▶ Arbeitsauftrag 1
Beantworten Sie anhand des Textes über die Ausbildung der Gerichtsvollzieher die folgenden Fragen:
(a) Wie viele Monate dauert die Ausbildungszeit zum Gerichtsvollzieher derzeit?
(b) Für welchen Zeitraum wird der Bewerber zunächst einem Gerichtsvollzieher zugeteilt?
(c) Wofür steht die Abkürzung ZAPO/GV?
▶ Arbeitsauftrag 2
Aktualisieren Sie im Text über die Ausbildung der Gerichtsvollzieher den Abschnitt, der mit „Für die Ausbilder“ beginnt und bis „Verwaltungsaufwand eingehen kann.“ weitergeht, und ersetzen Sie darin „Justizschule“ durch „Ausbildungsstätte“.

:: Auszug ::

Ausbildung
Die Ausbildung der Gerichtsvollzieher
Die Ausbildungszeit zum Gerichtsvollzieher beträgt derzeit 18 Monate. Der Bewerber wird dann für zwei Wochen einem Gerichtsvollzieher zugeteilt, bei dem er lediglich den Geschäftsablauf und die Aufgaben kennenlernen soll, die zu bewältigen sind. Damit werden die Bewerber zuerst einen fachtheoretischen Unterricht erhalten, bevor sie in den praktischen Teil eingeführt werden.
Für die Ausbilder hat das den Vorteil, dass er einen Bewerber erhält, welcher theoretische Kenntnisse von der GVO u. GVGA hat. Hier ist sicherlich viel Zeit gespart, sodass eine praktische Ausbildung sofort in vollem Umfang erfolgen kann. Vorteil für die Bewerber ist sicherlich die einheitliche Grundlage der Gesetze und Verordnungen, bevor die Praxis sie einholt. Die Justizschule hat mit dieser ZAPO/GV (Zulassungs-, Ausbildungs- und Prüfungsordnung für die Gerichtsvollzieher) mehr Flexibilität gewonnen, mit der sie auf die jeweiligen Erfordernisse ohne grossen Verwaltungsaufwand eingehen kann.

:::
:: Bereitgestellte Angaben ::

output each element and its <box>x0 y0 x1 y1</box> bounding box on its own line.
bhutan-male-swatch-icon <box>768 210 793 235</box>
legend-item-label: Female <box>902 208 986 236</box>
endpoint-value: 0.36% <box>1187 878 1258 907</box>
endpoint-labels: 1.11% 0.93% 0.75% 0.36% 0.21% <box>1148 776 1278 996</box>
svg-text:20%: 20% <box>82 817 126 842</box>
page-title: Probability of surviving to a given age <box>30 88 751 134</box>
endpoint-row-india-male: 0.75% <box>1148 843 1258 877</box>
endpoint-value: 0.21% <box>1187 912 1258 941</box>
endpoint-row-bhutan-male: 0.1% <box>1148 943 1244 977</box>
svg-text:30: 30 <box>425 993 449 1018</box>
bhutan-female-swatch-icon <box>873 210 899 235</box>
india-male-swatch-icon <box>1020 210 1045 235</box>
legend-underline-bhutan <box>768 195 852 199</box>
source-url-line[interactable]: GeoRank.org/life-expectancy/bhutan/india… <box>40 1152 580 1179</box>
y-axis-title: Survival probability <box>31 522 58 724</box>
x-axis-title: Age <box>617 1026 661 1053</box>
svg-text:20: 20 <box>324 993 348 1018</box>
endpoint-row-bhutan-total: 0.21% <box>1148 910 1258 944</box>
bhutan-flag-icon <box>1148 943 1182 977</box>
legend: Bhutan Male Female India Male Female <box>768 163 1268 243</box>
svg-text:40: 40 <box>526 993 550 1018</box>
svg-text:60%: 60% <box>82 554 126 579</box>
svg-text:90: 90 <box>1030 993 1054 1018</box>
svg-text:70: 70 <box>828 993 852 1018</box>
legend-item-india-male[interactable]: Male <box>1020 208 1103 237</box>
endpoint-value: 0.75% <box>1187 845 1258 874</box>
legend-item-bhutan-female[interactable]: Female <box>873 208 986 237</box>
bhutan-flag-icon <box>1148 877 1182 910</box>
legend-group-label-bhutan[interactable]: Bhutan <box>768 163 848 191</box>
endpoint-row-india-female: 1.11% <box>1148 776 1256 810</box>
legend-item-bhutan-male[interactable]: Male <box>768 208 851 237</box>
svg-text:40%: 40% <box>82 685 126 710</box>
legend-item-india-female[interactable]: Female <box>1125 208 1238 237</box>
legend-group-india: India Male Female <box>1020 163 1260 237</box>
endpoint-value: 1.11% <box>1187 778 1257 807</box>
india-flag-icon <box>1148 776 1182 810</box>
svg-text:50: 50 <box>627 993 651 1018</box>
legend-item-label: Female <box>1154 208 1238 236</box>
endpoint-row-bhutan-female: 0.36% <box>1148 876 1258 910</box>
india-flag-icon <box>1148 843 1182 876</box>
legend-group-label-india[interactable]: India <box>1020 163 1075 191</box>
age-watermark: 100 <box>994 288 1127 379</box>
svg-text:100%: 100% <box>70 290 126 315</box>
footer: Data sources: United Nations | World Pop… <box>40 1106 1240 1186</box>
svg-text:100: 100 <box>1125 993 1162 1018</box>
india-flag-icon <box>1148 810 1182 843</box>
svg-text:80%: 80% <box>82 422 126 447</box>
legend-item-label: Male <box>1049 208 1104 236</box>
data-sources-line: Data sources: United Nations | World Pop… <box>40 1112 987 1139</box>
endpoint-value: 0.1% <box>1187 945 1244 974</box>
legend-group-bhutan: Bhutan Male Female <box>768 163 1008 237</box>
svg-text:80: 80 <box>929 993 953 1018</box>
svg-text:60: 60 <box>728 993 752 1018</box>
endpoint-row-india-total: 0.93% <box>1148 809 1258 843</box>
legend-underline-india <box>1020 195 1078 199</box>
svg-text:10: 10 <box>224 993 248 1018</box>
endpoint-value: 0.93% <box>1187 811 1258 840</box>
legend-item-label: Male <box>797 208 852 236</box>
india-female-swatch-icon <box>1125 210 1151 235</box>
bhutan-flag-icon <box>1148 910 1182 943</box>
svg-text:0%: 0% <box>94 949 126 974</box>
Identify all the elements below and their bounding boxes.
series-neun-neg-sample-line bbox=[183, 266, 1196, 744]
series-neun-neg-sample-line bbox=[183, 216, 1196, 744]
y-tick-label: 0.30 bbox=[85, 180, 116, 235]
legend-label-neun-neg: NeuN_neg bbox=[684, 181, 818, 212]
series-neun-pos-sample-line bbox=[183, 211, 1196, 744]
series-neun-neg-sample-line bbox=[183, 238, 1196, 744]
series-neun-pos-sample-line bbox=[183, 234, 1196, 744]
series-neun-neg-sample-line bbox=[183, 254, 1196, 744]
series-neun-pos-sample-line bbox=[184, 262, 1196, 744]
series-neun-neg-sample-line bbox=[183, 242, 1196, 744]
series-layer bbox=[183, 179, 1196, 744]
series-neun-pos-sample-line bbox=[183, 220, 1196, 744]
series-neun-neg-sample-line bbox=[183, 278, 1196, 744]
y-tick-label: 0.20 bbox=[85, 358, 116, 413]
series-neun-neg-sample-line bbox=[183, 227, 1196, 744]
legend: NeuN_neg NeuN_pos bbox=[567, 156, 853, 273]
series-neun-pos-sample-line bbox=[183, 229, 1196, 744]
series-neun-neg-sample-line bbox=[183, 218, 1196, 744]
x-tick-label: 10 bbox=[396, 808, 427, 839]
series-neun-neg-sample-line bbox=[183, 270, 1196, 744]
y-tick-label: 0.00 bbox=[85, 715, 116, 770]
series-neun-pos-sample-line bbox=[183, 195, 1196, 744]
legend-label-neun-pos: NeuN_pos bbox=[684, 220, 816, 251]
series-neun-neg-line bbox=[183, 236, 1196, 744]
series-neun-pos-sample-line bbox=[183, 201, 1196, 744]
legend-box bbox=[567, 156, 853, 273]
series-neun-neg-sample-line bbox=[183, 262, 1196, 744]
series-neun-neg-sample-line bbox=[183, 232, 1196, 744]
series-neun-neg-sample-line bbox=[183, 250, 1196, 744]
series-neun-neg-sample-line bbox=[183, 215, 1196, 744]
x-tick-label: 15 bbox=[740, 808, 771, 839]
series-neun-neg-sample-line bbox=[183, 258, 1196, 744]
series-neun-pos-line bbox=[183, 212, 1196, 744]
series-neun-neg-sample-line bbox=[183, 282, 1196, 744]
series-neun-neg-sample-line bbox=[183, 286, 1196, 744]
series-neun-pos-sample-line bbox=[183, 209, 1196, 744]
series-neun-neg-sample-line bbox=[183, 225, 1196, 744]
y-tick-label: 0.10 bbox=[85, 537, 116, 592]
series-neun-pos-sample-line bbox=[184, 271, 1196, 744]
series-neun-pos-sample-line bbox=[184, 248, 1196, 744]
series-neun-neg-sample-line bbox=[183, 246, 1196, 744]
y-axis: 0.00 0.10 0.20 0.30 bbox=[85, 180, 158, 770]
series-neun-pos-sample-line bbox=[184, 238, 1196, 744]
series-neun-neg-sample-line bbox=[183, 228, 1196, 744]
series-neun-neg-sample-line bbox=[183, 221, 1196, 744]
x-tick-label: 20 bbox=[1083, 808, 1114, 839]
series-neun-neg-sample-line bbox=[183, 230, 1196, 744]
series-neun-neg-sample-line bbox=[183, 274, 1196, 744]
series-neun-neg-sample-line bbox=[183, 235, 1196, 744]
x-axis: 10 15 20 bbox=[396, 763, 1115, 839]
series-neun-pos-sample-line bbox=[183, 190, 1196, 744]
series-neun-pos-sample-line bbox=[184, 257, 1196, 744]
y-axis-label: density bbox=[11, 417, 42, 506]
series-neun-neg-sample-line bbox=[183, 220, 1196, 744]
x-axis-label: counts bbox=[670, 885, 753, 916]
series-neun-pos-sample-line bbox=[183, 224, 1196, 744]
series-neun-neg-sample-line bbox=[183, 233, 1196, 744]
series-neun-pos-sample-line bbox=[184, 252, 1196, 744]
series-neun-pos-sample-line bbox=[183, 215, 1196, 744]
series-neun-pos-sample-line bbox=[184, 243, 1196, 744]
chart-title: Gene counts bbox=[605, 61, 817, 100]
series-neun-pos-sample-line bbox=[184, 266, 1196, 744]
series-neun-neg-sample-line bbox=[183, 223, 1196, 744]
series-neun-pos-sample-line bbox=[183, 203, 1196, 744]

:::

▶ Antwort 1
(a) Die Ausbildungszeit beträgt derzeit 18 Monate.
(b) Der Bewerber wird für zwei Wochen einem Gerichtsvollzieher zugeteilt.
(c) ZAPO/GV steht für „Zulassungs-, Ausbildungs- und Prüfungsordnung für die Gerichtsvollzieher“.

▶ Antwort 2
Für die Ausbilder hat das den Vorteil, dass er einen Bewerber erhält, welcher theoretische Kenntnisse von der GVO u. GVGA hat. Hier ist sicherlich viel Zeit gespart, sodass eine praktische Ausbildung sofort in vollem Umfang erfolgen kann. Vorteil für die Bewerber ist sicherlich die einheitliche Grundlage der Gesetze und Verordnungen, bevor die Praxis sie einholt. Die Ausbildungsstätte hat mit dieser ZAPO/GV (Zulassungs-, Ausbildungs- und Prüfungsordnung für die Gerichtsvollzieher) mehr Flexibilität gewonnen, mit der sie auf die jeweiligen Erfordernisse ohne grossen Verwaltungsaufwand eingehen kann.